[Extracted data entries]
━━━━━━━━
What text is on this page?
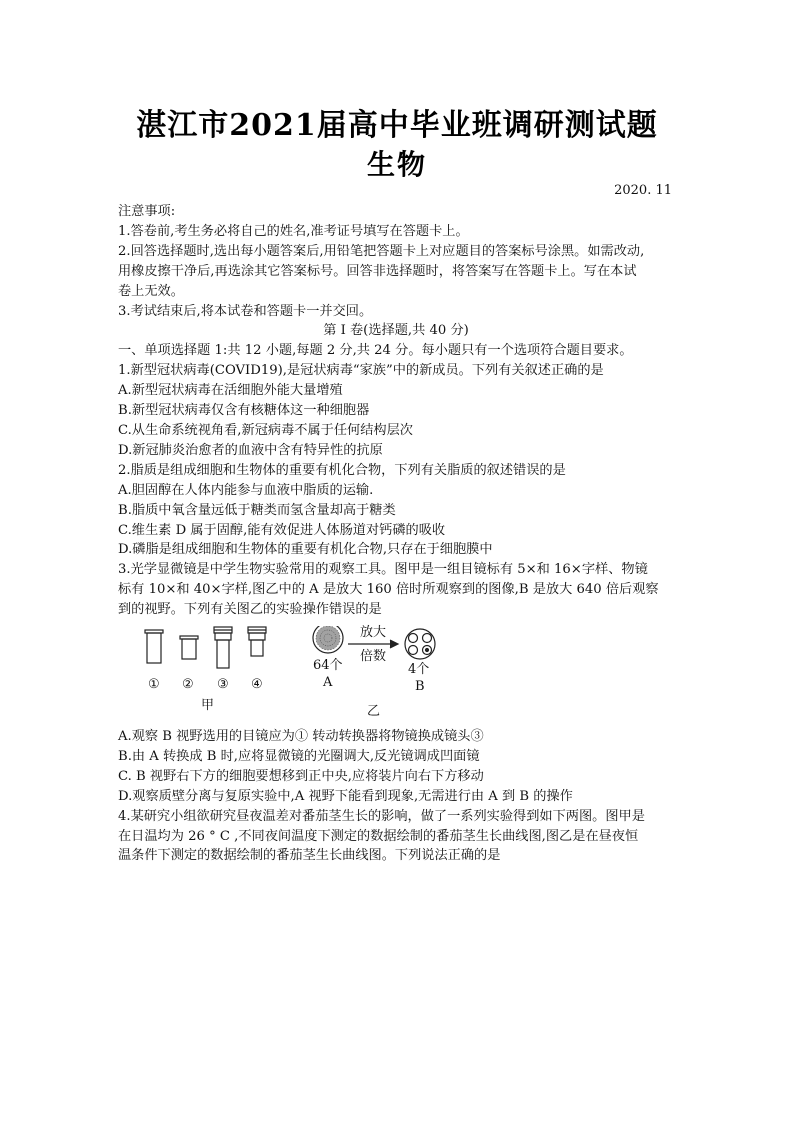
湛江市2021届高中毕业班调研测试题
生物
2020. 11

注意事项:

1.答卷前,考生务必将自己的姓名,准考证号填写在答题卡上。

2.回答选择题时,选出每小题答案后,用铅笔把答题卡上对应题目的答案标号涂黑。如需改动,

用橡皮擦干净后,再选涂其它答案标号。回答非选择题时，将答案写在答题卡上。写在本试

卷上无效。

3.考试结束后,将本试卷和答题卡一并交回。

第 I 卷(选择题,共 40 分)

一、单项选择题 1:共 12 小题,每题 2 分,共 24 分。每小题只有一个选项符合题目要求。

1.新型冠状病毒(COVID19),是冠状病毒“家族”中的新成员。下列有关叙述正确的是

A.新型冠状病毒在活细胞外能大量增殖

B.新型冠状病毒仅含有核糖体这一种细胞器

C.从生命系统视角看,新冠病毒不属于任何结构层次

D.新冠肺炎治愈者的血液中含有特异性的抗原

2.脂质是组成细胞和生物体的重要有机化合物，下列有关脂质的叙述错误的是

A.胆固醇在人体内能参与血液中脂质的运输.

B.脂质中氧含量远低于糖类而氢含量却高于糖类

C.维生素 D 属于固醇,能有效促进人体肠道对钙磷的吸收

D.磷脂是组成细胞和生物体的重要有机化合物,只存在于细胞膜中

3.光学显微镜是中学生物实验常用的观察工具。图甲是一组目镜标有 5×和 16×字样、物镜

标有 10×和 40×字样,图乙中的 A 是放大 160 倍时所观察到的图像,B 是放大 640 倍后观察

到的视野。下列有关图乙的实验操作错误的是

① ② ③ ④
甲
放大
倍数
64个	4个
A	B
乙

A.观察 B 视野选用的目镜应为① 转动转换器将物镜换成镜头③

B.由 A 转换成 B 时,应将显微镜的光圈调大,反光镜调成凹面镜

C. B 视野右下方的细胞要想移到正中央,应将装片向右下方移动

D.观察质壁分离与复原实验中,A 视野下能看到现象,无需进行由 A 到 B 的操作

4.某研究小组欲研究昼夜温差对番茄茎生长的影响，做了一系列实验得到如下两图。图甲是

在日温均为 26 ° C ,不同夜间温度下测定的数据绘制的番茄茎生长曲线图,图乙是在昼夜恒

温条件下测定的数据绘制的番茄茎生长曲线图。下列说法正确的是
━━━━━━━━
The data above should be repeated exactly, minus any pictures.

What text is on this page?
湛江市2021届高中毕业班调研测试题
生物
2020. 11

注意事项:

1.答卷前,考生务必将自己的姓名,准考证号填写在答题卡上。

2.回答选择题时,选出每小题答案后,用铅笔把答题卡上对应题目的答案标号涂黑。如需改动,

用橡皮擦干净后,再选涂其它答案标号。回答非选择题时，将答案写在答题卡上。写在本试

卷上无效。

3.考试结束后,将本试卷和答题卡一并交回。

第 I 卷(选择题,共 40 分)

一、单项选择题 1:共 12 小题,每题 2 分,共 24 分。每小题只有一个选项符合题目要求。

1.新型冠状病毒(COVID19),是冠状病毒“家族”中的新成员。下列有关叙述正确的是

A.新型冠状病毒在活细胞外能大量增殖

B.新型冠状病毒仅含有核糖体这一种细胞器

C.从生命系统视角看,新冠病毒不属于任何结构层次

D.新冠肺炎治愈者的血液中含有特异性的抗原

2.脂质是组成细胞和生物体的重要有机化合物，下列有关脂质的叙述错误的是

A.胆固醇在人体内能参与血液中脂质的运输.

B.脂质中氧含量远低于糖类而氢含量却高于糖类

C.维生素 D 属于固醇,能有效促进人体肠道对钙磷的吸收

D.磷脂是组成细胞和生物体的重要有机化合物,只存在于细胞膜中

3.光学显微镜是中学生物实验常用的观察工具。图甲是一组目镜标有 5×和 16×字样、物镜

标有 10×和 40×字样,图乙中的 A 是放大 160 倍时所观察到的图像,B 是放大 640 倍后观察

到的视野。下列有关图乙的实验操作错误的是

① ② ③ ④
甲
放大
倍数
64个	4个
A	B
乙

A.观察 B 视野选用的目镜应为① 转动转换器将物镜换成镜头③

B.由 A 转换成 B 时,应将显微镜的光圈调大,反光镜调成凹面镜

C. B 视野右下方的细胞要想移到正中央,应将装片向右下方移动

D.观察质壁分离与复原实验中,A 视野下能看到现象,无需进行由 A 到 B 的操作

4.某研究小组欲研究昼夜温差对番茄茎生长的影响，做了一系列实验得到如下两图。图甲是

在日温均为 26 ° C ,不同夜间温度下测定的数据绘制的番茄茎生长曲线图,图乙是在昼夜恒

温条件下测定的数据绘制的番茄茎生长曲线图。下列说法正确的是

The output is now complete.